(Part of a data file)
-- BEGIN --

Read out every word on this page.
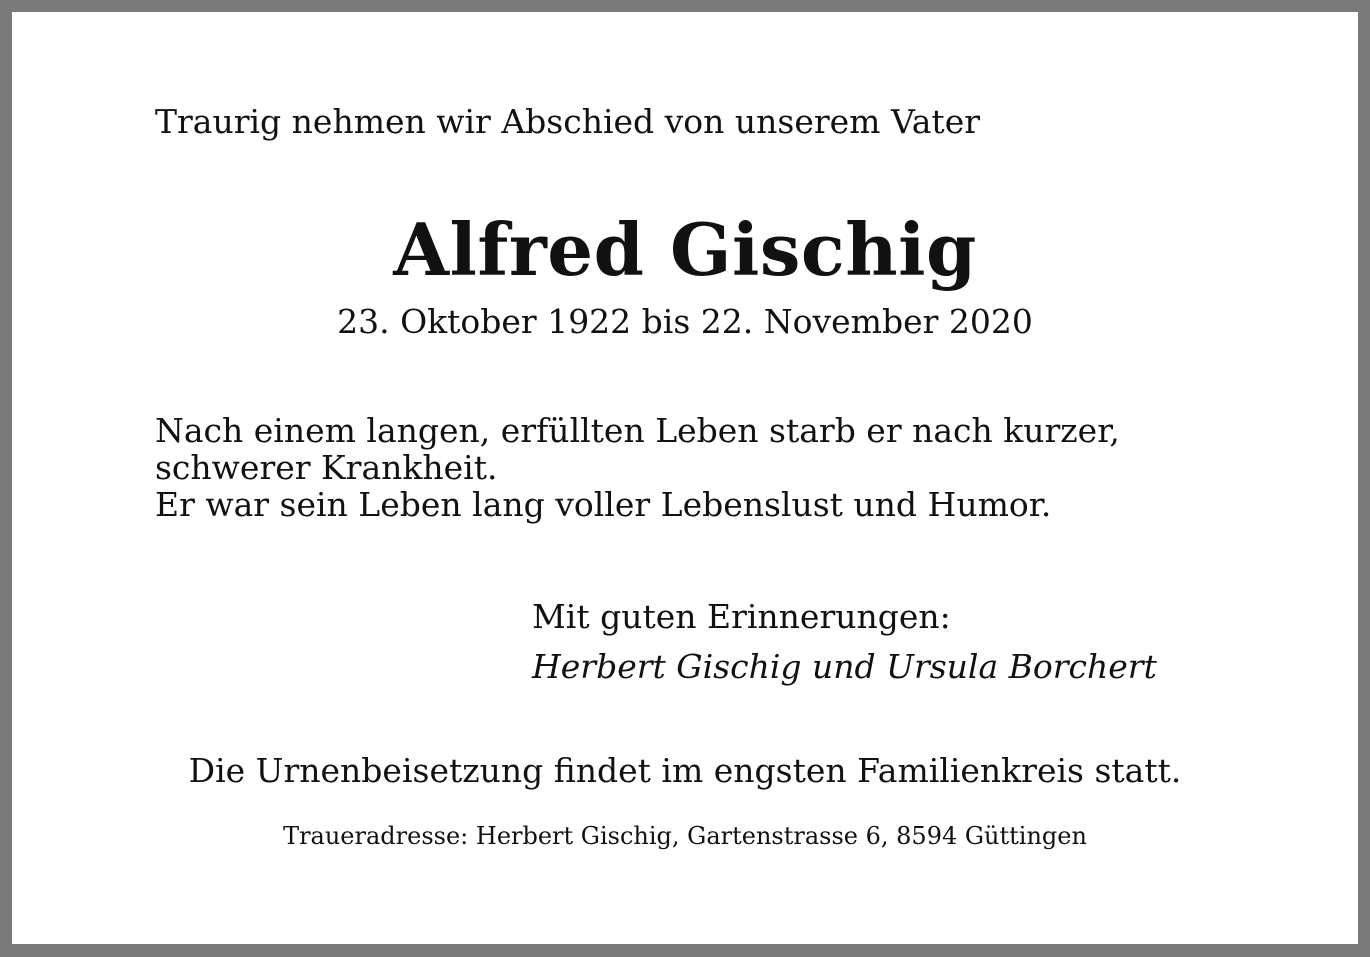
Traurig nehmen wir Abschied von unserem Vater
Alfred Gischig
23. Oktober 1922 bis 22. November 2020

Nach einem langen, erfüllten Leben starb er nach kurzer, schwerer Krankheit.

Er war sein Leben lang voller Lebenslust und Humor.

Mit guten Erinnerungen:
Herbert Gischig und Ursula Borchert
Die Urnenbeisetzung findet im engsten Familienkreis statt.
Traueradresse: Herbert Gischig, Gartenstrasse 6, 8594 Güttingen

-- END --

* **Prompt**
Each record above is to be restated exactly, with its pictures removed from the copy.

* **Answer for the task**
Read out every word on this page.
Traurig nehmen wir Abschied von unserem Vater
Alfred Gischig
23. Oktober 1922 bis 22. November 2020

Nach einem langen, erfüllten Leben starb er nach kurzer, schwerer Krankheit.

Er war sein Leben lang voller Lebenslust und Humor.

Mit guten Erinnerungen:
Herbert Gischig und Ursula Borchert
Die Urnenbeisetzung findet im engsten Familienkreis statt.
Traueradresse: Herbert Gischig, Gartenstrasse 6, 8594 Güttingen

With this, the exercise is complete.